TASK TO CARRY OUT:
Reproduce the records below in full and exactly, without their images.

[Collected data entries]
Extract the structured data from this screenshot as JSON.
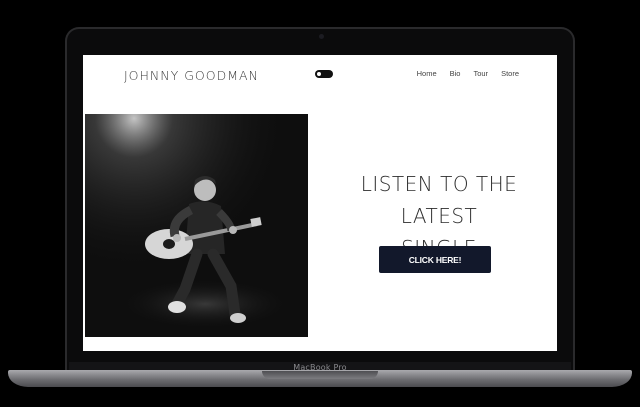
{
  "site": {
    "brand": "JOHNNY GOODMAN",
    "nav": [
      "Home",
      "Bio",
      "Tour",
      "Store"
    ],
    "hero": {
      "headline_line1": "LISTEN TO THE LATEST",
      "headline_line2": "SINGLE",
      "cta_label": "CLICK HERE!"
    }
  },
  "device": {
    "model_label": "MacBook Pro"
  },
  "colors": {
    "cta_bg": "#12182b",
    "page_bg": "#ffffff",
    "photo_bg": "#0e0e0e"
  }
}
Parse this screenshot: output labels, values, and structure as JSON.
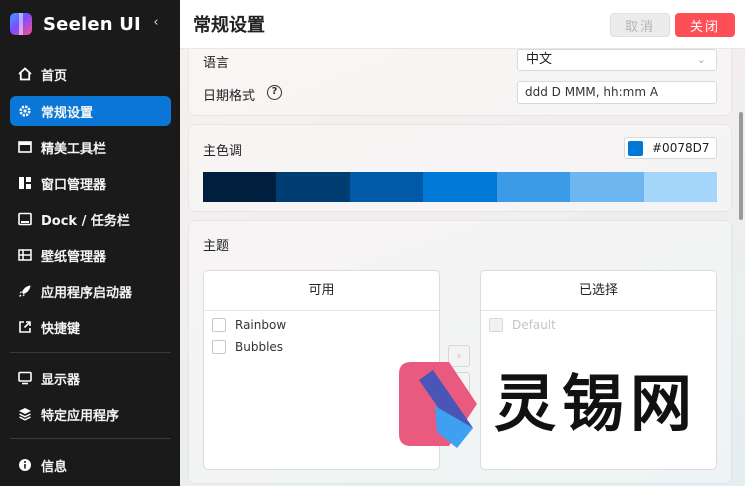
{
  "app": {
    "name": "Seelen UI",
    "collapse_glyph": "‹"
  },
  "sidebar": {
    "items": [
      {
        "label": "首页",
        "icon": "home-icon"
      },
      {
        "label": "常规设置",
        "icon": "gear-icon",
        "active": true
      },
      {
        "label": "精美工具栏",
        "icon": "toolbar-icon"
      },
      {
        "label": "窗口管理器",
        "icon": "window-manager-icon"
      },
      {
        "label": "Dock / 任务栏",
        "icon": "dock-icon"
      },
      {
        "label": "壁纸管理器",
        "icon": "wallpaper-icon"
      },
      {
        "label": "应用程序启动器",
        "icon": "rocket-icon"
      },
      {
        "label": "快捷键",
        "icon": "shortcut-icon"
      },
      {
        "label": "显示器",
        "icon": "monitor-icon"
      },
      {
        "label": "特定应用程序",
        "icon": "layers-icon"
      },
      {
        "label": "信息",
        "icon": "info-icon"
      }
    ]
  },
  "header": {
    "title": "常规设置",
    "cancel_label": "取消",
    "close_label": "关闭"
  },
  "general": {
    "language_label": "语言",
    "language_value": "中文",
    "date_format_label": "日期格式",
    "date_format_value": "ddd D MMM, hh:mm A",
    "help_glyph": "?"
  },
  "accent": {
    "label": "主色调",
    "hex": "#0078D7",
    "palette": [
      "#001f3f",
      "#003d73",
      "#005aa8",
      "#0078d7",
      "#3b9be6",
      "#6db6ef",
      "#a4d5fb"
    ]
  },
  "theme": {
    "label": "主题",
    "available_title": "可用",
    "available": [
      "Rainbow",
      "Bubbles"
    ],
    "selected_title": "已选择",
    "selected": [
      "Default"
    ],
    "move_right_glyph": "›",
    "move_left_glyph": "‹"
  },
  "watermark": {
    "text": "灵锡网"
  }
}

THE REPLY:
Extract the structured data from this screenshot as JSON.
{
  "site": {
    "brand": "JOHNNY GOODMAN",
    "nav": [
      "Home",
      "Bio",
      "Tour",
      "Store"
    ],
    "hero": {
      "headline_line1": "LISTEN TO THE LATEST",
      "headline_line2": "SINGLE",
      "cta_label": "CLICK HERE!"
    }
  },
  "device": {
    "model_label": "MacBook Pro"
  },
  "colors": {
    "cta_bg": "#12182b",
    "page_bg": "#ffffff",
    "photo_bg": "#0e0e0e"
  }
}
Parse this screenshot: output labels, values, and structure as JSON.
{
  "app": {
    "name": "Seelen UI",
    "collapse_glyph": "‹"
  },
  "sidebar": {
    "items": [
      {
        "label": "首页",
        "icon": "home-icon"
      },
      {
        "label": "常规设置",
        "icon": "gear-icon",
        "active": true
      },
      {
        "label": "精美工具栏",
        "icon": "toolbar-icon"
      },
      {
        "label": "窗口管理器",
        "icon": "window-manager-icon"
      },
      {
        "label": "Dock / 任务栏",
        "icon": "dock-icon"
      },
      {
        "label": "壁纸管理器",
        "icon": "wallpaper-icon"
      },
      {
        "label": "应用程序启动器",
        "icon": "rocket-icon"
      },
      {
        "label": "快捷键",
        "icon": "shortcut-icon"
      },
      {
        "label": "显示器",
        "icon": "monitor-icon"
      },
      {
        "label": "特定应用程序",
        "icon": "layers-icon"
      },
      {
        "label": "信息",
        "icon": "info-icon"
      }
    ]
  },
  "header": {
    "title": "常规设置",
    "cancel_label": "取消",
    "close_label": "关闭"
  },
  "general": {
    "language_label": "语言",
    "language_value": "中文",
    "date_format_label": "日期格式",
    "date_format_value": "ddd D MMM, hh:mm A",
    "help_glyph": "?"
  },
  "accent": {
    "label": "主色调",
    "hex": "#0078D7",
    "palette": [
      "#001f3f",
      "#003d73",
      "#005aa8",
      "#0078d7",
      "#3b9be6",
      "#6db6ef",
      "#a4d5fb"
    ]
  },
  "theme": {
    "label": "主题",
    "available_title": "可用",
    "available": [
      "Rainbow",
      "Bubbles"
    ],
    "selected_title": "已选择",
    "selected": [
      "Default"
    ],
    "move_right_glyph": "›",
    "move_left_glyph": "‹"
  },
  "watermark": {
    "text": "灵锡网"
  }
}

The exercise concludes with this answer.